What needs to be done. Spot every line with the word "solve" and return it.

________________________

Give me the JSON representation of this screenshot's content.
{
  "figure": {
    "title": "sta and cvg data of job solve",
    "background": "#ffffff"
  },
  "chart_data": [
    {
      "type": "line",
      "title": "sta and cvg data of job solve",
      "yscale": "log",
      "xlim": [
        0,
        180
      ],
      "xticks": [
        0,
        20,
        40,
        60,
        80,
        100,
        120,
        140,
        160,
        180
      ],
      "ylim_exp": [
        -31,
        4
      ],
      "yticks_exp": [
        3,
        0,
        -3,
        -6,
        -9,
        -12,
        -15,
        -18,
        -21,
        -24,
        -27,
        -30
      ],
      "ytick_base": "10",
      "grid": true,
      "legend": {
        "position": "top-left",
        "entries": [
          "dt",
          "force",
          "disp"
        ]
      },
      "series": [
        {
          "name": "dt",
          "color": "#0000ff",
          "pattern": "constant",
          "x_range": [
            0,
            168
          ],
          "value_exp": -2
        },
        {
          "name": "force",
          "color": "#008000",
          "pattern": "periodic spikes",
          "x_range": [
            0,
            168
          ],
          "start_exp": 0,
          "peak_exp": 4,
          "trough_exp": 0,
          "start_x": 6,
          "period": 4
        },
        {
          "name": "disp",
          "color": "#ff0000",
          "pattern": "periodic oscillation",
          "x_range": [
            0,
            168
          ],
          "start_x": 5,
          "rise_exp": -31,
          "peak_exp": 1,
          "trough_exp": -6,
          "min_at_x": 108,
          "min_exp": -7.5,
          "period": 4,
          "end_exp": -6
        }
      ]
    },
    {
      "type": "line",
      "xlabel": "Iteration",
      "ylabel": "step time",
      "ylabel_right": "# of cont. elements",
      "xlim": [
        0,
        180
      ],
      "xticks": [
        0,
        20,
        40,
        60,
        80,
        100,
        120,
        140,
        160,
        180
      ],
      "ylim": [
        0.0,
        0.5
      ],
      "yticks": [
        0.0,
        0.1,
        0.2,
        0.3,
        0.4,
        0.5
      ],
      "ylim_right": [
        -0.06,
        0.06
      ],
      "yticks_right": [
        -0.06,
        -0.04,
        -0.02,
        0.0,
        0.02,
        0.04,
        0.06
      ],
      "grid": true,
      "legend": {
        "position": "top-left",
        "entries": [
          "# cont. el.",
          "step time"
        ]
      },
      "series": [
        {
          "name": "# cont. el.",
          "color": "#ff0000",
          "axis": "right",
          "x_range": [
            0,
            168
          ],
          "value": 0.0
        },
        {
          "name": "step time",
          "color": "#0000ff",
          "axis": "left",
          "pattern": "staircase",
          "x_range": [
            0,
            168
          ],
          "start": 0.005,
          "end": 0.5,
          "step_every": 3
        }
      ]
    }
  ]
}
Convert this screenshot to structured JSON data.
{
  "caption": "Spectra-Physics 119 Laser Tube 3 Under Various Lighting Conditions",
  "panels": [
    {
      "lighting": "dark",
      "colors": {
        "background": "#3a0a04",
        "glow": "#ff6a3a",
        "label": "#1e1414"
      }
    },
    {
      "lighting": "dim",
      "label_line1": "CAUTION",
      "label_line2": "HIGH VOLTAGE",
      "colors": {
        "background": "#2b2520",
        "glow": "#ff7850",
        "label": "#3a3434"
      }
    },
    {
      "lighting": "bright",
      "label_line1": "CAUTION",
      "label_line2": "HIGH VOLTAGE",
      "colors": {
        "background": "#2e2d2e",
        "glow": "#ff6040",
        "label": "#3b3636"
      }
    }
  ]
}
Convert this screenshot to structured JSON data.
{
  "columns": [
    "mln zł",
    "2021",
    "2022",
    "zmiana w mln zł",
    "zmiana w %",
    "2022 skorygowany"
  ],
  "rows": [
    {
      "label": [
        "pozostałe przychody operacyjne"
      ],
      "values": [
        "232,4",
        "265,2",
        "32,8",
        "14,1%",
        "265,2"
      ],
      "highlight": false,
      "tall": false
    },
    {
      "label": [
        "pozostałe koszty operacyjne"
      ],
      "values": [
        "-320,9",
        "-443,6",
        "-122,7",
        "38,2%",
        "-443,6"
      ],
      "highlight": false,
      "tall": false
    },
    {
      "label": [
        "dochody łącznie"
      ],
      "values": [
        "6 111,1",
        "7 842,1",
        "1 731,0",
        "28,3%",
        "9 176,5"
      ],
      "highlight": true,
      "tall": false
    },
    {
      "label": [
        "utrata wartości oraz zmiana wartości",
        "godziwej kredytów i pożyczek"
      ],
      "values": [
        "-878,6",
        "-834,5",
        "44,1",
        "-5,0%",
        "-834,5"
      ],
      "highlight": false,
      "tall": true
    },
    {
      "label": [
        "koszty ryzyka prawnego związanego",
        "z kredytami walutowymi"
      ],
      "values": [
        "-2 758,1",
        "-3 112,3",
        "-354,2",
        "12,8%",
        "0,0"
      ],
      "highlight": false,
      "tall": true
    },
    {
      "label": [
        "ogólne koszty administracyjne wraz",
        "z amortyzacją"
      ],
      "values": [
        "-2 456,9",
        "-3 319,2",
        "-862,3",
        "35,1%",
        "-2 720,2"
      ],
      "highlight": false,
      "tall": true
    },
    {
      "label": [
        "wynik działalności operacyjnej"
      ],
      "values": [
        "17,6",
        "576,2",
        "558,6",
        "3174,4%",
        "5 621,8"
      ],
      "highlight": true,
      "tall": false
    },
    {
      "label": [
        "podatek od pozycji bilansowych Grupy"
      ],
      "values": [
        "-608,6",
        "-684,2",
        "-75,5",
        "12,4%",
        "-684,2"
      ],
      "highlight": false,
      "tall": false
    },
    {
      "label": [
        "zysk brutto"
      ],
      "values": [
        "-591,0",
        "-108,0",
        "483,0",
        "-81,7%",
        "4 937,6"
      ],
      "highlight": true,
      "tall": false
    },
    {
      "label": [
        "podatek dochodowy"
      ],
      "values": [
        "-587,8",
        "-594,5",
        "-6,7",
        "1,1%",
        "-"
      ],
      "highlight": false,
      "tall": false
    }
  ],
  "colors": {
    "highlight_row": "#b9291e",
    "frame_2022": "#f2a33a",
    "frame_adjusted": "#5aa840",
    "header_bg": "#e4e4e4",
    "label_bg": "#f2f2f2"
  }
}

________________________

Answer to the exercise.
    "title": "sta and cvg data of job solve",
      "title": "sta and cvg data of job solve",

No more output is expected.